#### RECORDS FOR THIS EXERCISE ####

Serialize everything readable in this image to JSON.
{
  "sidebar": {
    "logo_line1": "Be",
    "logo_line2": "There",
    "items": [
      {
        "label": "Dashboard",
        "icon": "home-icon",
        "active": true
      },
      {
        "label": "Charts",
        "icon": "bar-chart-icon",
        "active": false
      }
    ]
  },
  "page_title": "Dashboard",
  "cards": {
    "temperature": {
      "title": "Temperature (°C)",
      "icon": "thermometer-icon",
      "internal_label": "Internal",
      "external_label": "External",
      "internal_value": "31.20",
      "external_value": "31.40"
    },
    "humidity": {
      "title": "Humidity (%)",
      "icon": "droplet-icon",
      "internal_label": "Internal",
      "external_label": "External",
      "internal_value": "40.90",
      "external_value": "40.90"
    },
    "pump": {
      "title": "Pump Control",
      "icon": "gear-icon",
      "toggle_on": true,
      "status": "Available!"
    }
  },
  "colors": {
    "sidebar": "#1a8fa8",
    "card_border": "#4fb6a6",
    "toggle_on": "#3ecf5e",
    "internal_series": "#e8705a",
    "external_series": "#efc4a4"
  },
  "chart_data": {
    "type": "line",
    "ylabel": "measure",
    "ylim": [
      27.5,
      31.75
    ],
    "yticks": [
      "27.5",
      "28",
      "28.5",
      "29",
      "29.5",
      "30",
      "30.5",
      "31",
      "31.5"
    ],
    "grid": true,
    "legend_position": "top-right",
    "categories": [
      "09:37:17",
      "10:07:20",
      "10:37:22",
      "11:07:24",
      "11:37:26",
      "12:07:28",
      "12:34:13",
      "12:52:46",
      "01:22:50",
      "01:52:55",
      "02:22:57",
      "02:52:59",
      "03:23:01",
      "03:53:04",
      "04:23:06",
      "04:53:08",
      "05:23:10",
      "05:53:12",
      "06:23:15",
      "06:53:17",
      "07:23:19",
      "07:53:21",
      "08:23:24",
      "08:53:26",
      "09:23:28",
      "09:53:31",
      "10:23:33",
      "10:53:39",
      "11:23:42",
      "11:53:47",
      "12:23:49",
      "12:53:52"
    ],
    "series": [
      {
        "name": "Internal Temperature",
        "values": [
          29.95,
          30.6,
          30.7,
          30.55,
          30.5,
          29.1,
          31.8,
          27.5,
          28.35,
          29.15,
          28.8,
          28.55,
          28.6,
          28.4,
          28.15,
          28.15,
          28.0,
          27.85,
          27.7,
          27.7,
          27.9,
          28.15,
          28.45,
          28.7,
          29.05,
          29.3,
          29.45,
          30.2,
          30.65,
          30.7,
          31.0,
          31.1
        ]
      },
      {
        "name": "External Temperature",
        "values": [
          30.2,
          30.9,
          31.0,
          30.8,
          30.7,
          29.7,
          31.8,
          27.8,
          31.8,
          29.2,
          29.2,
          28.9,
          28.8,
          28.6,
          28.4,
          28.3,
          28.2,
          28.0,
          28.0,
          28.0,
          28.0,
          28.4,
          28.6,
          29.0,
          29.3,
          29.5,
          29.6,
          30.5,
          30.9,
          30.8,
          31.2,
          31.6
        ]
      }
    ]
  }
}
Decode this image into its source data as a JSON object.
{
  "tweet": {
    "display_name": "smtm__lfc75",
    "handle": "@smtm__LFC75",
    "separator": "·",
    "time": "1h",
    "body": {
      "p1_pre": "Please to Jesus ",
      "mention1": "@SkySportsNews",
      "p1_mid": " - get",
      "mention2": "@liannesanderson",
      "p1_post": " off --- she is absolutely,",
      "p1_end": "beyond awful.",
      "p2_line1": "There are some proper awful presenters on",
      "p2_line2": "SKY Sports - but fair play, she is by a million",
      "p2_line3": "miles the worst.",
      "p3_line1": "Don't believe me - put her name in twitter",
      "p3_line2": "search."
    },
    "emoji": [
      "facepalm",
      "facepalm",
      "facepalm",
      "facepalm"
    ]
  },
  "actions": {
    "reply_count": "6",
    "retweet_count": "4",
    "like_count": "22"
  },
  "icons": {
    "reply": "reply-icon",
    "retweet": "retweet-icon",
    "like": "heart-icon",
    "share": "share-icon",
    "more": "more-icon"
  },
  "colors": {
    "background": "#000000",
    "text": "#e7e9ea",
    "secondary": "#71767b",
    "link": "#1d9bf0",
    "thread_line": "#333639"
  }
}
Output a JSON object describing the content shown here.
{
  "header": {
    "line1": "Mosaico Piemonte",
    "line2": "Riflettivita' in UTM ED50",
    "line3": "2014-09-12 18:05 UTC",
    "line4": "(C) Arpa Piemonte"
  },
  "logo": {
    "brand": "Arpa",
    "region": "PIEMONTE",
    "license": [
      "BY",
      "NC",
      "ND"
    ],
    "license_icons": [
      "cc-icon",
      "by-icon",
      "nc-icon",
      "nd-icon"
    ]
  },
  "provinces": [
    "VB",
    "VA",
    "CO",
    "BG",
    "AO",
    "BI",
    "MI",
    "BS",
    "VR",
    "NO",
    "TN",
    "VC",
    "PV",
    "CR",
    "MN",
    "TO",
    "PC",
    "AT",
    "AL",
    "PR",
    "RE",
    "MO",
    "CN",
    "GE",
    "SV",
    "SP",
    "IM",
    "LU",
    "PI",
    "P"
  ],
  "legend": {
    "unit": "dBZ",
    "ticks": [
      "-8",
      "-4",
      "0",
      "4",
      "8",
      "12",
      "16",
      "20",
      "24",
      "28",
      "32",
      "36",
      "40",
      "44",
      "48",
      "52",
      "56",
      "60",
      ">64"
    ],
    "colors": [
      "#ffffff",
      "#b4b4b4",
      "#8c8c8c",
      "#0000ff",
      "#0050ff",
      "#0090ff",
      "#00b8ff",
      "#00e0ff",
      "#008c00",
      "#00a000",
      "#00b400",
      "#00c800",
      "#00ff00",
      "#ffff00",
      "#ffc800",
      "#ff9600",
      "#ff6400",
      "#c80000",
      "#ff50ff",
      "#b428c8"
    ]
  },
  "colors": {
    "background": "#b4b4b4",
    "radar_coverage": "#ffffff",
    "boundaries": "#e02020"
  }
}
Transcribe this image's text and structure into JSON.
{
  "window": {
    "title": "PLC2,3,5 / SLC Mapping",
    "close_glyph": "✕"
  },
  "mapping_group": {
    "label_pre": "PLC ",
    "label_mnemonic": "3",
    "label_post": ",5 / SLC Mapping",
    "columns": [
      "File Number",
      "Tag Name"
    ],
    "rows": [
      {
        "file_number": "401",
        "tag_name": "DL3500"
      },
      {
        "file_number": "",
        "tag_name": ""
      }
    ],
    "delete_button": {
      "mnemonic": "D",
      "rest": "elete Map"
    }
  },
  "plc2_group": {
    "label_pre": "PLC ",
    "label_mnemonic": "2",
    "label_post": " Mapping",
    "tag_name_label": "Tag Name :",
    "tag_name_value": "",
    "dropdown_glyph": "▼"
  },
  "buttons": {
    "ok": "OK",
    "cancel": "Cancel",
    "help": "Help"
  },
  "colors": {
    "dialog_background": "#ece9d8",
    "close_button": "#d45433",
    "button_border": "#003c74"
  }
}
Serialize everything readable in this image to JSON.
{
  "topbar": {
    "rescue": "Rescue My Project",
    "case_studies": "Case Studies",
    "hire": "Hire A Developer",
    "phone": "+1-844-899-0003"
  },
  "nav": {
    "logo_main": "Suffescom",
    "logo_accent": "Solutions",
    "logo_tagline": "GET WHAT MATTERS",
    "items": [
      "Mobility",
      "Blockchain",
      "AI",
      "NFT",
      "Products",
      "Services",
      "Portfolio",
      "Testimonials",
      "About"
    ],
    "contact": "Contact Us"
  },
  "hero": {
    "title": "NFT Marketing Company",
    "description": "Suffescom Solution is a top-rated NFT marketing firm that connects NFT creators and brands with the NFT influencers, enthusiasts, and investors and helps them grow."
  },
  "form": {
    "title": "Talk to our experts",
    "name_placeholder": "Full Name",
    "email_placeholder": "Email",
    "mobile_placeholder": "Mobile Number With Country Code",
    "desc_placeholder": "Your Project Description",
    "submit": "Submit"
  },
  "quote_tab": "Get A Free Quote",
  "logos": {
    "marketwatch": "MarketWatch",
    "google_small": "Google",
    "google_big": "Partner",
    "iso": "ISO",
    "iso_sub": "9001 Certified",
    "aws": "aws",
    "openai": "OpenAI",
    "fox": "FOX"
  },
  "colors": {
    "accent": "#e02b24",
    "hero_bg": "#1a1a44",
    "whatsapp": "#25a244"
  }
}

####

-- WHAT YOU HAVE TO DO --
Tell how many lines include "text". The number is the whole answer.

-- RESULT OF THE TASK --
2